Data listing:

========

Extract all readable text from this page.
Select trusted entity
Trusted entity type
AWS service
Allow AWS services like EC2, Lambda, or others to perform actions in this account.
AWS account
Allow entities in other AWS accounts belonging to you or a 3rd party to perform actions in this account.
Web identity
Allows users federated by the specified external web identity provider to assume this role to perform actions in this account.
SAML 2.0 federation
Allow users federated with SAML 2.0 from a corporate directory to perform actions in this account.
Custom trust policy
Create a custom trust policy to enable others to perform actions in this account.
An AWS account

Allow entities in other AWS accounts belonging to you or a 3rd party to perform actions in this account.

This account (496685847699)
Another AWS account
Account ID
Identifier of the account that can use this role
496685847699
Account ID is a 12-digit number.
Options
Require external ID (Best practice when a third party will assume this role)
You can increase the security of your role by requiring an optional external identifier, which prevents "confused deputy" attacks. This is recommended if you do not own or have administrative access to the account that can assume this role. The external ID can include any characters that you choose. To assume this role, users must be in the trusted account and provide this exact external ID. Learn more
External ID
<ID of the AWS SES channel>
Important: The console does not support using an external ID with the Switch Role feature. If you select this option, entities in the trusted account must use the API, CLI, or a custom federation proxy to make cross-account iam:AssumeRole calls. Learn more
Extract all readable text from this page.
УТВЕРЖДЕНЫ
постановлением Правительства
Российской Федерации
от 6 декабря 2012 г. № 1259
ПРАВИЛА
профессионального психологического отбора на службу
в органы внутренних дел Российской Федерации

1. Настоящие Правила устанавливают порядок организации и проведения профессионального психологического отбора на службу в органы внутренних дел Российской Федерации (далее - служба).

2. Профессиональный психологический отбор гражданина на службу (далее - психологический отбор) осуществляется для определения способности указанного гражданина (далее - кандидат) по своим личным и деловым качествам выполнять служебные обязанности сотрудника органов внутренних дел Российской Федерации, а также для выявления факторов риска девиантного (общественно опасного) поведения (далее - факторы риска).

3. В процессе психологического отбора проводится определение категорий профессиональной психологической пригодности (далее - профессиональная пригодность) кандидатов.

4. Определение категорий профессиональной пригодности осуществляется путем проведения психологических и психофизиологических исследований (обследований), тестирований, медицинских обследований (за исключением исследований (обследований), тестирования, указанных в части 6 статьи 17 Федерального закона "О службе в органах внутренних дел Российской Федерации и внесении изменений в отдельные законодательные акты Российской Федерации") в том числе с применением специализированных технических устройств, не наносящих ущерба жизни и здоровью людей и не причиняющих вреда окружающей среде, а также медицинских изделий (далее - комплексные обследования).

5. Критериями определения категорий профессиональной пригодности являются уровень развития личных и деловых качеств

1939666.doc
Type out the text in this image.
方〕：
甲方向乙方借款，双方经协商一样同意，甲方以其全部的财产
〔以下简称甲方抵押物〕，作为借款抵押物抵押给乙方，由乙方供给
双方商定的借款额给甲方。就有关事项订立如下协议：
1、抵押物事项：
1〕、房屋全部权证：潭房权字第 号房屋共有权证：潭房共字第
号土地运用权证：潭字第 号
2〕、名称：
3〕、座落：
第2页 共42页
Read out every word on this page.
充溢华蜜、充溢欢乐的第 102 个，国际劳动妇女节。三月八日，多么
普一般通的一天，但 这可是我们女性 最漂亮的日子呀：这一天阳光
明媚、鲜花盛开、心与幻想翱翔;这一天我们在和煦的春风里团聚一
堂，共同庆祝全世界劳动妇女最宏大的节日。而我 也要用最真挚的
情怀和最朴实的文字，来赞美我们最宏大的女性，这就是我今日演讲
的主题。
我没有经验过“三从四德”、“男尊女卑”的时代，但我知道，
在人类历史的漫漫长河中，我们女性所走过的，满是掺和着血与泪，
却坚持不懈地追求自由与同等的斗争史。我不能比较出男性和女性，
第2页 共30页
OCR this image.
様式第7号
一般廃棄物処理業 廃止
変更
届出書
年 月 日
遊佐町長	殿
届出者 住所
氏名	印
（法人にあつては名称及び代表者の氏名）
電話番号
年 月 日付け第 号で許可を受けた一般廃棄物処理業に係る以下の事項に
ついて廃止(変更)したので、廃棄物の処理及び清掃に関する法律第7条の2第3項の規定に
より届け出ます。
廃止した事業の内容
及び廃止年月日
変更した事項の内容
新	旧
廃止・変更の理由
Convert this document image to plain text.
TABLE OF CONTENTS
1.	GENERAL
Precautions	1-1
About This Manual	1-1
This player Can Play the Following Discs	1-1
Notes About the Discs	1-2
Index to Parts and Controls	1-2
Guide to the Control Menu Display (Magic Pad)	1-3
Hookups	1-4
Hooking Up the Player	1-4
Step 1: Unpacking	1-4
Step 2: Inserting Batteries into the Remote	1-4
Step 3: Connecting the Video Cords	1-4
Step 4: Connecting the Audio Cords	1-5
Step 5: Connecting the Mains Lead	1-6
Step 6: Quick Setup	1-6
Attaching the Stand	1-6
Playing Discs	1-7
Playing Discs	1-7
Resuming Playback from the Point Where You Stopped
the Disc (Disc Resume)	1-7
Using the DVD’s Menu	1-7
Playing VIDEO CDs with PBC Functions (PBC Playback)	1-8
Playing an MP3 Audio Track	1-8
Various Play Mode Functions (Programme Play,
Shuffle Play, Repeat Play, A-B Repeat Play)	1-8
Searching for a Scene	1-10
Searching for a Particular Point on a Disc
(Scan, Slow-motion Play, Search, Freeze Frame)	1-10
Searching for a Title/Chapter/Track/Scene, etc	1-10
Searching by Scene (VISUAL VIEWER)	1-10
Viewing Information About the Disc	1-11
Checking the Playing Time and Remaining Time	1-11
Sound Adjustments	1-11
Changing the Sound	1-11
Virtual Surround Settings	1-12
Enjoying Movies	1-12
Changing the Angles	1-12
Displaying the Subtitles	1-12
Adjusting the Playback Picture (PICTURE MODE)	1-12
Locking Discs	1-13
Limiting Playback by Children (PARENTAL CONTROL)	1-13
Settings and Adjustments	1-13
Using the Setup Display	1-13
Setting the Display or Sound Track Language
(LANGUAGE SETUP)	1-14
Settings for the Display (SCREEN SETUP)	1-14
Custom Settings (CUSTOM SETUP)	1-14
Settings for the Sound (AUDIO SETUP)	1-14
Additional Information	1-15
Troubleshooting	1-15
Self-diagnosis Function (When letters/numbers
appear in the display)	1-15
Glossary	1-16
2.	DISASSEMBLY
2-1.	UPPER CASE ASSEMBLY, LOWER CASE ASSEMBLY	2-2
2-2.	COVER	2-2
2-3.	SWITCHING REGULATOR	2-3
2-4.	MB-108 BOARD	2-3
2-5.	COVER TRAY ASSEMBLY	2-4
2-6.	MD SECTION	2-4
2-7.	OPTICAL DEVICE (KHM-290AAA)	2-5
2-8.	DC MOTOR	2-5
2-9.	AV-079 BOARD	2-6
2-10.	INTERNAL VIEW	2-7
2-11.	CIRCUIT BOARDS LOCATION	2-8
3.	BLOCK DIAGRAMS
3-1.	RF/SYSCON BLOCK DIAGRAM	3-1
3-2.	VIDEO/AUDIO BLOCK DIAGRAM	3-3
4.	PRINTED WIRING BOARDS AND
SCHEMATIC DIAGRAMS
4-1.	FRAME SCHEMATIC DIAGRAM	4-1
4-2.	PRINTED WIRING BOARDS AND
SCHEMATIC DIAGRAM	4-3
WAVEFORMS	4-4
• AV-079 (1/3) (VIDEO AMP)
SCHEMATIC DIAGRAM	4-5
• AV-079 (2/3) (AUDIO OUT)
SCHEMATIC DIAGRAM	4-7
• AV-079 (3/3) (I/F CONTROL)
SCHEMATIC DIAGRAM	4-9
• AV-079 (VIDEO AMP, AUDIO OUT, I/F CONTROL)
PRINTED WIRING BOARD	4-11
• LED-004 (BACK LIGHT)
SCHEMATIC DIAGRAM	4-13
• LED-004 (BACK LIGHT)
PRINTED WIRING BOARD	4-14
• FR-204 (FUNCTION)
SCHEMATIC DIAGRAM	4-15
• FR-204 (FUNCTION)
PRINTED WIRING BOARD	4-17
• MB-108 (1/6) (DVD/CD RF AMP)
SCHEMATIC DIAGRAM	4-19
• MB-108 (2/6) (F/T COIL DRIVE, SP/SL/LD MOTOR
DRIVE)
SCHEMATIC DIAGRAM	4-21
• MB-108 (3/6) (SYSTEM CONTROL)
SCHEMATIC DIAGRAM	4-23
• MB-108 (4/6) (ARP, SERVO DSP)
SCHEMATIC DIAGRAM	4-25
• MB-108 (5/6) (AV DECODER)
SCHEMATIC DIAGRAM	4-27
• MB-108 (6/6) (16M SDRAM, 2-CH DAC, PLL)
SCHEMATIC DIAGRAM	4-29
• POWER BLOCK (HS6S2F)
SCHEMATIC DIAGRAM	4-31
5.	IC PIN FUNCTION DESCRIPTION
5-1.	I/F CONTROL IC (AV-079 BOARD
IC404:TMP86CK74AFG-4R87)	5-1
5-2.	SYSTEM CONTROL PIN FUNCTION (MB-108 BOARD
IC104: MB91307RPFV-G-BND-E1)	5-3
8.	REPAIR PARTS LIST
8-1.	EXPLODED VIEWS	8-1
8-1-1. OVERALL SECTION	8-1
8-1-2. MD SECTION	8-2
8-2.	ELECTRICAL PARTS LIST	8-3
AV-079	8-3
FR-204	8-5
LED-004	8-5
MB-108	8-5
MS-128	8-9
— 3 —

========

:: What you need to do ::
Search the listing for the word "PRINTED" and return each line that holds it.

:: Exercise output ::
4.	PRINTED WIRING BOARDS AND
4-2.	PRINTED WIRING BOARDS AND
PRINTED WIRING BOARD	4-11
PRINTED WIRING BOARD	4-14
PRINTED WIRING BOARD	4-17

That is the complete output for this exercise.